▶ **Exercise goal**: Filter these entries so that only lines with the word "from" remain.

▶ **Material to process**:
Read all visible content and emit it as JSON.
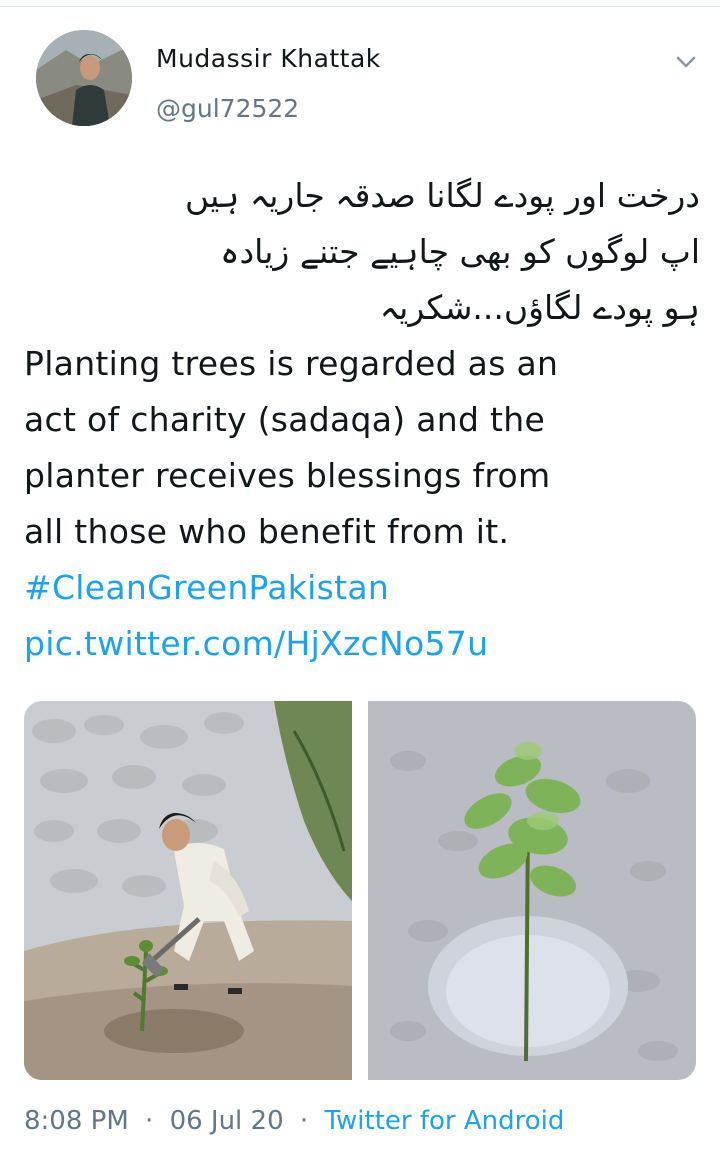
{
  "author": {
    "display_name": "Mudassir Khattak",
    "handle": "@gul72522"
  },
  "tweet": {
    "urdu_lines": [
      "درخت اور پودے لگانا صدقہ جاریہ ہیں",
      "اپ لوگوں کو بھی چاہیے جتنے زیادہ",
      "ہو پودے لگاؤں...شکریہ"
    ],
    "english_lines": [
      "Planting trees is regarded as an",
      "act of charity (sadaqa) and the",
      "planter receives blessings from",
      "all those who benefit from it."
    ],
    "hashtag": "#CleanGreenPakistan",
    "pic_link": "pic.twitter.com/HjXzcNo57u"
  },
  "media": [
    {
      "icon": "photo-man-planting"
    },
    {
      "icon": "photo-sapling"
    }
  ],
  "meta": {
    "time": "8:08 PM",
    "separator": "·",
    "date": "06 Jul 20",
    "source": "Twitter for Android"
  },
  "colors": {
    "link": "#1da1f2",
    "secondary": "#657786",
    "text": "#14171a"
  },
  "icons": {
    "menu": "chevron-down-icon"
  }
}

▶ **Output for this exercise**:
      "planter receives blessings from",
      "all those who benefit from it."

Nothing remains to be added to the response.